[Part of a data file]
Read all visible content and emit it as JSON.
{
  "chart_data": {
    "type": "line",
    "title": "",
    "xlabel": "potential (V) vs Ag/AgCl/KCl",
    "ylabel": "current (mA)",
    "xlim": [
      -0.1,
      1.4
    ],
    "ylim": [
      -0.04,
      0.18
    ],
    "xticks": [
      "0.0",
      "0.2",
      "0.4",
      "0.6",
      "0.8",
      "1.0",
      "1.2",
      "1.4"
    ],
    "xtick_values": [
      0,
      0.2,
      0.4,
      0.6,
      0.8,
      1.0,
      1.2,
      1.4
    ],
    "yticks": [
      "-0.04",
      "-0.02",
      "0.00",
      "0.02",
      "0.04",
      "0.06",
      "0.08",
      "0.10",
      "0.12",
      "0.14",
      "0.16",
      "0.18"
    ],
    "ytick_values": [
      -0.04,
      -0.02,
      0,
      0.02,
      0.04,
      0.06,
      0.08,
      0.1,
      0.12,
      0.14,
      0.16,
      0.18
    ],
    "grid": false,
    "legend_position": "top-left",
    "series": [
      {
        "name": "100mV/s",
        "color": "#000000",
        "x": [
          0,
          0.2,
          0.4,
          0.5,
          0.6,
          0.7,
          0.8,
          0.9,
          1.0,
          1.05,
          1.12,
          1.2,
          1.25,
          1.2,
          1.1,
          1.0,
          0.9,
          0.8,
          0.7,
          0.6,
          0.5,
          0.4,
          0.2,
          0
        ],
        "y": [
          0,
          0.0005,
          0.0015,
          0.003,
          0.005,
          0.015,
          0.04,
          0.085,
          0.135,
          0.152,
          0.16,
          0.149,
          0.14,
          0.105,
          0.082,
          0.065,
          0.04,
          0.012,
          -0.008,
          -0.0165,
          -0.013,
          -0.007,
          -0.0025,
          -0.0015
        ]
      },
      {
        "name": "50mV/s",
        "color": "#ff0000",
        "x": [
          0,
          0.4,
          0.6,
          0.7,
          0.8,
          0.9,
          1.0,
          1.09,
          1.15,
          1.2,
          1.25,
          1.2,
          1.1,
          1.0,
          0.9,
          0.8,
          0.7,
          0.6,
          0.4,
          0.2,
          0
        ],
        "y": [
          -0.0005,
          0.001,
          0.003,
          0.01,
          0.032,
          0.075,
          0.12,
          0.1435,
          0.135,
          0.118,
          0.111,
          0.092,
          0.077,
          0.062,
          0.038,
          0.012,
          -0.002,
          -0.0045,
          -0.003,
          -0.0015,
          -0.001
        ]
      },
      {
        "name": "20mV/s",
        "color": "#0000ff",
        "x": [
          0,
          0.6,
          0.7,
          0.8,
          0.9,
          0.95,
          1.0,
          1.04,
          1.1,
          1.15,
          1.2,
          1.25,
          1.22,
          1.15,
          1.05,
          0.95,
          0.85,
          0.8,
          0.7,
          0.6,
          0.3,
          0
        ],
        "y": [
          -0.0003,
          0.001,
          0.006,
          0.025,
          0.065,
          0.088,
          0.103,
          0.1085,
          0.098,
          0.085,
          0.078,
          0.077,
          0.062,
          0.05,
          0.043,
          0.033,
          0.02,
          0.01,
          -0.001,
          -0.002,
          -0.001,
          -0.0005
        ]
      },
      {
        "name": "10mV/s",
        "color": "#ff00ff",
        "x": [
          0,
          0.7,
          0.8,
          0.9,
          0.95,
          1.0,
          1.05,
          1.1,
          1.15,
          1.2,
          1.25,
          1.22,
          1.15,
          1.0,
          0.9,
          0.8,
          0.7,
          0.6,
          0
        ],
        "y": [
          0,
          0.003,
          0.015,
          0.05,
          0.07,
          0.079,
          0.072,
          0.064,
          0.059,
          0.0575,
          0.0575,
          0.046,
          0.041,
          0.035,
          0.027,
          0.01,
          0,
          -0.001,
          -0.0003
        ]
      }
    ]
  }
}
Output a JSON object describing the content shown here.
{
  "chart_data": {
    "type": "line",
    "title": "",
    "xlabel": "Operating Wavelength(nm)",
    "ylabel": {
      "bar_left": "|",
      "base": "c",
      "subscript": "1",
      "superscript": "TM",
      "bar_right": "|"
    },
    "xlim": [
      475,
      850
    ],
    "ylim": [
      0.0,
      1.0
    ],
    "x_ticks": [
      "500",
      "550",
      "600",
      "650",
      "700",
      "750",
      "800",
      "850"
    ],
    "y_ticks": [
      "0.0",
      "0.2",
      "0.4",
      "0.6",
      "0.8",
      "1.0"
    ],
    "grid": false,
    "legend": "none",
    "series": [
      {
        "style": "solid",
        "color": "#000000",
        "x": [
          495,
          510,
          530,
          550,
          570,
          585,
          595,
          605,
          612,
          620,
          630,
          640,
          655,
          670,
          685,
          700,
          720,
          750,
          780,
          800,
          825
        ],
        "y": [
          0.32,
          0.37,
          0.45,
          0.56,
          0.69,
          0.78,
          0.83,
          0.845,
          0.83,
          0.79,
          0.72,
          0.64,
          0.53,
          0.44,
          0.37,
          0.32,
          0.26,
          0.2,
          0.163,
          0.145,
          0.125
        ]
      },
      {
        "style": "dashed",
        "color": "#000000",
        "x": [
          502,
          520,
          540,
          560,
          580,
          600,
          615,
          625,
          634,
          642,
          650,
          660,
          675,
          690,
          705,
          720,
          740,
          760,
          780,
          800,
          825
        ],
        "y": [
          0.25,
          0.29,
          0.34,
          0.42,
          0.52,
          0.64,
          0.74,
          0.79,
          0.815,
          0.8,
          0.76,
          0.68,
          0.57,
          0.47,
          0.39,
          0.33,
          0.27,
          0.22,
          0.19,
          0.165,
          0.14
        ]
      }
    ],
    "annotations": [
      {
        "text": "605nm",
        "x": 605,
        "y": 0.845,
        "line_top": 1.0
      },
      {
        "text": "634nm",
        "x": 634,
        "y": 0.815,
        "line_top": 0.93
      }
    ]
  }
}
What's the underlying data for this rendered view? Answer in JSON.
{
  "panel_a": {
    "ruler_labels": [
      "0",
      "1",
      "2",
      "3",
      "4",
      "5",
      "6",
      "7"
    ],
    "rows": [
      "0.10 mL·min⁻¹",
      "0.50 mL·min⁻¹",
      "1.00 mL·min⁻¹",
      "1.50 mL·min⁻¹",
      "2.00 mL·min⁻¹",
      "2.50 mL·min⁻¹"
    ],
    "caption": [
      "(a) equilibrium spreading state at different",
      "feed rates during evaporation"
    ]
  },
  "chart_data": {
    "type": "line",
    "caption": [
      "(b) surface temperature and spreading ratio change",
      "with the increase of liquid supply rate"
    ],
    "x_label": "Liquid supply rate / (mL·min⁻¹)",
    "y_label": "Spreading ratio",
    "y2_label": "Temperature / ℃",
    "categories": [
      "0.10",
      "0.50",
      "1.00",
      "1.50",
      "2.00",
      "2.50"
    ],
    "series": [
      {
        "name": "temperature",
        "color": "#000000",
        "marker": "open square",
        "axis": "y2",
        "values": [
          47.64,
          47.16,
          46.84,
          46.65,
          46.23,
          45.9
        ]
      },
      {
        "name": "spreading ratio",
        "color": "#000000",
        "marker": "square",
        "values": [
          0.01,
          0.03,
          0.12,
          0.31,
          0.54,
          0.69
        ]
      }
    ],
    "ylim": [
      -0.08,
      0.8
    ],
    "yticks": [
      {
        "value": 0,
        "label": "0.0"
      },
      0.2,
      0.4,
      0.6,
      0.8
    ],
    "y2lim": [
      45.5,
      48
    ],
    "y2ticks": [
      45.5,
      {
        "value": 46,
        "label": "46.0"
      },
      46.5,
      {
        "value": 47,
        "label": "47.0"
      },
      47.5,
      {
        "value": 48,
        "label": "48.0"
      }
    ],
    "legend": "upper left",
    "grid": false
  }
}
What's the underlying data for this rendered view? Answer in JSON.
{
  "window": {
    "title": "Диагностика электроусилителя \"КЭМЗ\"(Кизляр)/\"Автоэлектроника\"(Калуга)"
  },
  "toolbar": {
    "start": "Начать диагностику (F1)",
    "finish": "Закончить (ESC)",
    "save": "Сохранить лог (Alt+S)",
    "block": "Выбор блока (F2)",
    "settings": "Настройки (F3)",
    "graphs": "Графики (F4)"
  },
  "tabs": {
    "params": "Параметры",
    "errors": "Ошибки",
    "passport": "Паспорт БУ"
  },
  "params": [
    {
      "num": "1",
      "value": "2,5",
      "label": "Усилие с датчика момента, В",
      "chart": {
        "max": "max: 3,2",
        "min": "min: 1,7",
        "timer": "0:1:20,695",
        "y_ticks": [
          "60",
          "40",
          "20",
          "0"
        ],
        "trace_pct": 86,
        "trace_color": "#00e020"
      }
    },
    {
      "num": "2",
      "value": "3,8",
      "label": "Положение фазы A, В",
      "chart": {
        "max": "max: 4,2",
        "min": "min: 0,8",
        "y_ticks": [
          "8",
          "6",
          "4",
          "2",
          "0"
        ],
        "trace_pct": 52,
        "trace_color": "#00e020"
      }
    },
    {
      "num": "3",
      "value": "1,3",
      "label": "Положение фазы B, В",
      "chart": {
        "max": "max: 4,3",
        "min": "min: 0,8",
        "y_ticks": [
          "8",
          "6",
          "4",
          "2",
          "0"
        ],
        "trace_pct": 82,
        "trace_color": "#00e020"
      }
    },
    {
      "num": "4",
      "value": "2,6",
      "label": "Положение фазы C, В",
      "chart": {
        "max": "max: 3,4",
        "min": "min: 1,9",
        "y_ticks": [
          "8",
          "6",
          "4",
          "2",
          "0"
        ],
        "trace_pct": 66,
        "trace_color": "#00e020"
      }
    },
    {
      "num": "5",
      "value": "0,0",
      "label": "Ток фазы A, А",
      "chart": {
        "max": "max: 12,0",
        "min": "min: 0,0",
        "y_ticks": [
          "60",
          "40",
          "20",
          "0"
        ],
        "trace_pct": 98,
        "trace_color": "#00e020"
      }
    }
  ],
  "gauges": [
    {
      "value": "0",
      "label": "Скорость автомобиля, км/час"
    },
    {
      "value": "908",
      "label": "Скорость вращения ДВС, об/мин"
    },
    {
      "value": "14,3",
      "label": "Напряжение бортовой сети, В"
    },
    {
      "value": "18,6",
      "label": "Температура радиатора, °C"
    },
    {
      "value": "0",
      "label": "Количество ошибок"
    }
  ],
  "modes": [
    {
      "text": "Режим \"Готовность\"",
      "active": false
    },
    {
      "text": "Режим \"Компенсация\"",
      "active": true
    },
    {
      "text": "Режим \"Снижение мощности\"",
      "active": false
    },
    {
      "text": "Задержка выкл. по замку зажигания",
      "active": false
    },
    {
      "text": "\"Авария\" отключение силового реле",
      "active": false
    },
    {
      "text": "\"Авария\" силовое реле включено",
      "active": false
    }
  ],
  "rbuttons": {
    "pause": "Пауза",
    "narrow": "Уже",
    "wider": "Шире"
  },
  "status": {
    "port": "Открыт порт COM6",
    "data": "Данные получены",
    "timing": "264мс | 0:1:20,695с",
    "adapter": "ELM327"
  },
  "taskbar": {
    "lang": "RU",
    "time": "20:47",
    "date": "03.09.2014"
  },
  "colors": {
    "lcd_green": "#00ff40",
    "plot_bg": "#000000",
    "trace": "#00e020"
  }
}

• Task brief: Give only the number of lines in the data that include the string "Режим".

• Exercise solution: 3